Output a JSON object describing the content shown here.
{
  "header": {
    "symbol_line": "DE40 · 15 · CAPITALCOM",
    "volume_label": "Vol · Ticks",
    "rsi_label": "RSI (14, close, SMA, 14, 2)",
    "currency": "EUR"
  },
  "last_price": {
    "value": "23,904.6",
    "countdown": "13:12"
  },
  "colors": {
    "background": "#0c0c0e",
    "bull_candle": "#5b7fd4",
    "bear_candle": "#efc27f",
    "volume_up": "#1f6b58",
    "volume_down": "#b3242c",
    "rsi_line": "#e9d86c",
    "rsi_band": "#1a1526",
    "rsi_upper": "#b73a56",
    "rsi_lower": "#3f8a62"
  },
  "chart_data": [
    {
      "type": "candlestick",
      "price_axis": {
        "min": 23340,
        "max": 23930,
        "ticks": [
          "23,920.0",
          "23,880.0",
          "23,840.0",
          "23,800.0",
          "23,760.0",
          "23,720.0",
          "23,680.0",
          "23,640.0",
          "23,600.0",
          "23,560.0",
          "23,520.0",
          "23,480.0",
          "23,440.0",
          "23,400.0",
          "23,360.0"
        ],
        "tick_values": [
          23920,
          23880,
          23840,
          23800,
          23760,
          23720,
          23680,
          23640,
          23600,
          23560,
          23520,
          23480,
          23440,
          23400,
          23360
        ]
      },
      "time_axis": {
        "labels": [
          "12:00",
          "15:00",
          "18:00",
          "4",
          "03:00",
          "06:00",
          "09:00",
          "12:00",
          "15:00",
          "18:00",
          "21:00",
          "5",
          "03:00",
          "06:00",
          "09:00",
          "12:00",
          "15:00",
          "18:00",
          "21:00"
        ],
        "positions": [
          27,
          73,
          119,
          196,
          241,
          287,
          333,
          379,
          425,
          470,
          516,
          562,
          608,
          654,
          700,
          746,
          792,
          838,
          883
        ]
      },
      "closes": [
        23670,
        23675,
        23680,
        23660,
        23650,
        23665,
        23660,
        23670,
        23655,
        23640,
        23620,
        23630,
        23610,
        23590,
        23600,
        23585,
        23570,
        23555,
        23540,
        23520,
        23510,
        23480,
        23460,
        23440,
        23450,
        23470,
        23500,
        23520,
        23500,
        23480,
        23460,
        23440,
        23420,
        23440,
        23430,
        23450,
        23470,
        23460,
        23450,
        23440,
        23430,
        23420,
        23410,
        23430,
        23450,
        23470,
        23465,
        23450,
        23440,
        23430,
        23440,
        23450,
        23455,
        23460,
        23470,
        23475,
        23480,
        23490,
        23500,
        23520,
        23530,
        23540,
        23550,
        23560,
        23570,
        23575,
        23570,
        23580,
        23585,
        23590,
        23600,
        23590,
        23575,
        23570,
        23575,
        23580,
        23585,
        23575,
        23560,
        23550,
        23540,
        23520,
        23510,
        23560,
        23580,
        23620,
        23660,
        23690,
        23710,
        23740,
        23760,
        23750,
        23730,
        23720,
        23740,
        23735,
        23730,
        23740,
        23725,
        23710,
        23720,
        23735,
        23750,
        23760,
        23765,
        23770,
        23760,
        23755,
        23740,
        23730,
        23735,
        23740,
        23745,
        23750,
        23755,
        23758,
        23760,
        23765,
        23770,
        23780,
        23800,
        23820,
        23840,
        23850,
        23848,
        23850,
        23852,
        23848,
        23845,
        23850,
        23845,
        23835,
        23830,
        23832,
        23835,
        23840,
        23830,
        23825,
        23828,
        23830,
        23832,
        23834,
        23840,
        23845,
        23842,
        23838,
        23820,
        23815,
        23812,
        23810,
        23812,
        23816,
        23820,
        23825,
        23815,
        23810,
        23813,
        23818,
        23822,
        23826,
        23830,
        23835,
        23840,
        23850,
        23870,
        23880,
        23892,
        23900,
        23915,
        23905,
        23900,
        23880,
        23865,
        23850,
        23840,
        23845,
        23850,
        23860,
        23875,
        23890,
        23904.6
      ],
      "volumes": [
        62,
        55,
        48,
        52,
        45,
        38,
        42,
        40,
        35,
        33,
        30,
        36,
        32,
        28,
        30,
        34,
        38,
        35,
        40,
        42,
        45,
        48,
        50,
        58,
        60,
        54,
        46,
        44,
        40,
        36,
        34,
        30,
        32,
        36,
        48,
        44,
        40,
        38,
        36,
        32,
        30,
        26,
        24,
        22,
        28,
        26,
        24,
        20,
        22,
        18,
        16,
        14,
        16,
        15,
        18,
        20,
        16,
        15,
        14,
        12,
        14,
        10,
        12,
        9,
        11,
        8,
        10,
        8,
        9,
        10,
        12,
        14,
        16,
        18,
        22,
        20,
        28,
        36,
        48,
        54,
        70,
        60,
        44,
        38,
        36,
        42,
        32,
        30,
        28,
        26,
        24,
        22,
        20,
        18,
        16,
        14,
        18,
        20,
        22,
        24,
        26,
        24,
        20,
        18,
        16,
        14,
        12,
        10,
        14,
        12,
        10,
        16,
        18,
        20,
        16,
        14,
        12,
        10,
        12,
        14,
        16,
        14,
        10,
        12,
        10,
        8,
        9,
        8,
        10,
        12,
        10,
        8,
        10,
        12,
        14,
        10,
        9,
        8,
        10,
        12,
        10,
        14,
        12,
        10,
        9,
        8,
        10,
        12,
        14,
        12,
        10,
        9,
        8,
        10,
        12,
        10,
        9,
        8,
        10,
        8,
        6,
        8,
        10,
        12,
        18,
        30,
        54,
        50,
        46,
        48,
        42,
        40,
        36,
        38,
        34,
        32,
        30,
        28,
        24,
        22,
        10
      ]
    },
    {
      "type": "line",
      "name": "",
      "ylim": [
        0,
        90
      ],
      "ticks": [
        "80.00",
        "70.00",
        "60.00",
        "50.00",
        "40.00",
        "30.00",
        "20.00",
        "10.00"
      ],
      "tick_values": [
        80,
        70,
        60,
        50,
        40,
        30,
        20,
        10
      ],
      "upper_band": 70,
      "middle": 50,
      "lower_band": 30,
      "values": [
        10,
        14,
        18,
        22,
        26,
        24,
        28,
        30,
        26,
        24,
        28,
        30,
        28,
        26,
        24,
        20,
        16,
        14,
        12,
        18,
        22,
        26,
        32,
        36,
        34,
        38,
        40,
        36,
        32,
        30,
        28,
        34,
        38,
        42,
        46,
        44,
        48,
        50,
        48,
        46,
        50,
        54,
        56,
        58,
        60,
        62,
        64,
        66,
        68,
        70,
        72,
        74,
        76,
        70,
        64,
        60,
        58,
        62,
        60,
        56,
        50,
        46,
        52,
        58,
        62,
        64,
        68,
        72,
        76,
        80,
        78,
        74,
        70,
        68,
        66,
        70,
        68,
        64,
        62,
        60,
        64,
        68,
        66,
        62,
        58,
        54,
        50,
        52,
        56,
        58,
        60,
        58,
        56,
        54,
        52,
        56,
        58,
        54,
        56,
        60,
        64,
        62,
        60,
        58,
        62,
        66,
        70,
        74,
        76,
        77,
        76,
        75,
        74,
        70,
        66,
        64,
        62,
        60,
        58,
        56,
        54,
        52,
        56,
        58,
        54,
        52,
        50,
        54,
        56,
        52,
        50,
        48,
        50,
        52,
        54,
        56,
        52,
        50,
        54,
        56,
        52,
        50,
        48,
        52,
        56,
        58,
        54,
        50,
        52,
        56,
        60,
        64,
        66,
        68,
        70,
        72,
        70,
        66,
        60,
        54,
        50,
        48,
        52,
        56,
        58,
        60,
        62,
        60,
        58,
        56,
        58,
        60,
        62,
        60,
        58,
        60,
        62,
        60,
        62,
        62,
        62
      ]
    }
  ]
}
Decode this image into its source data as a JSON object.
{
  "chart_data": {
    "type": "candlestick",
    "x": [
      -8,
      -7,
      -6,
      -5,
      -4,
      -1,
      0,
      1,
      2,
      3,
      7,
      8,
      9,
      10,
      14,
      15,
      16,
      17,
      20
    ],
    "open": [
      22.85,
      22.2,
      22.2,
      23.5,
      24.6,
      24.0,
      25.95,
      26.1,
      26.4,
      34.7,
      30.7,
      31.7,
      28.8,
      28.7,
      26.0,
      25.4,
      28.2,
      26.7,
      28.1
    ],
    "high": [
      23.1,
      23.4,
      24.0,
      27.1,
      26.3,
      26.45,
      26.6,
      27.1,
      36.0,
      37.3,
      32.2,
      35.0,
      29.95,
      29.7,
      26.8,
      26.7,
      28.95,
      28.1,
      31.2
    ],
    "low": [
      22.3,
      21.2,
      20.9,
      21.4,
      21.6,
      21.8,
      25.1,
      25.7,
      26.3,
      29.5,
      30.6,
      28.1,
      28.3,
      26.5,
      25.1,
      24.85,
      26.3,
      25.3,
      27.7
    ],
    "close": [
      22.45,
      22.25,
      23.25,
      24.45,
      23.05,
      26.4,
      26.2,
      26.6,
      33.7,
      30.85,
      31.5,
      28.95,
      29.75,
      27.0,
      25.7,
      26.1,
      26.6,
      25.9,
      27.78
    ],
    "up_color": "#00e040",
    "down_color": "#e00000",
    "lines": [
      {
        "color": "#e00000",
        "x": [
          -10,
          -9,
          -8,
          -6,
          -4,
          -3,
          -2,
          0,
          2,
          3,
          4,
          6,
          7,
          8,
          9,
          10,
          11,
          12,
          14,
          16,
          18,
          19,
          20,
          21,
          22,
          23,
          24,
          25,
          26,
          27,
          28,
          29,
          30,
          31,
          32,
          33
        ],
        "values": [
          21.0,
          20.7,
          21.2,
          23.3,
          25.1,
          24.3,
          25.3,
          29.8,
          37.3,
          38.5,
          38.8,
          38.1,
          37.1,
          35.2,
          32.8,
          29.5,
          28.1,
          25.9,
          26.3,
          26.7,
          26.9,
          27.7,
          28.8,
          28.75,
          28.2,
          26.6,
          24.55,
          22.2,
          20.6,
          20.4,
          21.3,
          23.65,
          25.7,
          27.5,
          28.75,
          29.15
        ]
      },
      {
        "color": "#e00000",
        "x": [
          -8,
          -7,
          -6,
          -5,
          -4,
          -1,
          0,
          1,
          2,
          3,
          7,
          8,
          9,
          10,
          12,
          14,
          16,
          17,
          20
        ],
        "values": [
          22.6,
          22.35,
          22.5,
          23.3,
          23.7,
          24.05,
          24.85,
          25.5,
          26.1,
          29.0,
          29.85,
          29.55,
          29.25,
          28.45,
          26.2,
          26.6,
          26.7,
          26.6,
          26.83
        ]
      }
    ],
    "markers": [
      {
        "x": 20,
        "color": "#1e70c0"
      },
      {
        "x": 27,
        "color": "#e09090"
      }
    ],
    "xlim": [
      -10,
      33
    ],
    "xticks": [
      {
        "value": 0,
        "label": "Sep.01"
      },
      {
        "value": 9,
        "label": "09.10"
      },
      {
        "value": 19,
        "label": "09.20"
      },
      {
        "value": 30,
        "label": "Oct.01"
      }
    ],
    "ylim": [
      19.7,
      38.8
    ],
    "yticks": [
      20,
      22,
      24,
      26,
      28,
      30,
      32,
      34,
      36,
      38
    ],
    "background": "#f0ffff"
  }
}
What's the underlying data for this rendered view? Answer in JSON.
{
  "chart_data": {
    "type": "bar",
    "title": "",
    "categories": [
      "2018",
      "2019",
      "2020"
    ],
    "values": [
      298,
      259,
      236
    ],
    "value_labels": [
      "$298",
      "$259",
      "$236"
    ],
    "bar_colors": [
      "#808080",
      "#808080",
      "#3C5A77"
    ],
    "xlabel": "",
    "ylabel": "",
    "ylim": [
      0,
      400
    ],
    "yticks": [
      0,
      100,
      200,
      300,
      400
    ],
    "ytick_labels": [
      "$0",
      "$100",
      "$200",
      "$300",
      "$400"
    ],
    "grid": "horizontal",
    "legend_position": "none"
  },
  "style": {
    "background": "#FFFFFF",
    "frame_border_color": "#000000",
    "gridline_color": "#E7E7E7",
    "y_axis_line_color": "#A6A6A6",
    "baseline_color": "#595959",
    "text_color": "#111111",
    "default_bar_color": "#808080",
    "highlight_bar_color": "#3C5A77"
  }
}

What to produce - Only the lines from the one containing "What's the underlying" through the end of the entries above belong in the answer; repeat them exactly.

Right answer -
What's the underlying data for this rendered view? Answer in JSON.
{
  "chart_data": {
    "type": "bar",
    "title": "",
    "categories": [
      "2018",
      "2019",
      "2020"
    ],
    "values": [
      298,
      259,
      236
    ],
    "value_labels": [
      "$298",
      "$259",
      "$236"
    ],
    "bar_colors": [
      "#808080",
      "#808080",
      "#3C5A77"
    ],
    "xlabel": "",
    "ylabel": "",
    "ylim": [
      0,
      400
    ],
    "yticks": [
      0,
      100,
      200,
      300,
      400
    ],
    "ytick_labels": [
      "$0",
      "$100",
      "$200",
      "$300",
      "$400"
    ],
    "grid": "horizontal",
    "legend_position": "none"
  },
  "style": {
    "background": "#FFFFFF",
    "frame_border_color": "#000000",
    "gridline_color": "#E7E7E7",
    "y_axis_line_color": "#A6A6A6",
    "baseline_color": "#595959",
    "text_color": "#111111",
    "default_bar_color": "#808080",
    "highlight_bar_color": "#3C5A77"
  }
}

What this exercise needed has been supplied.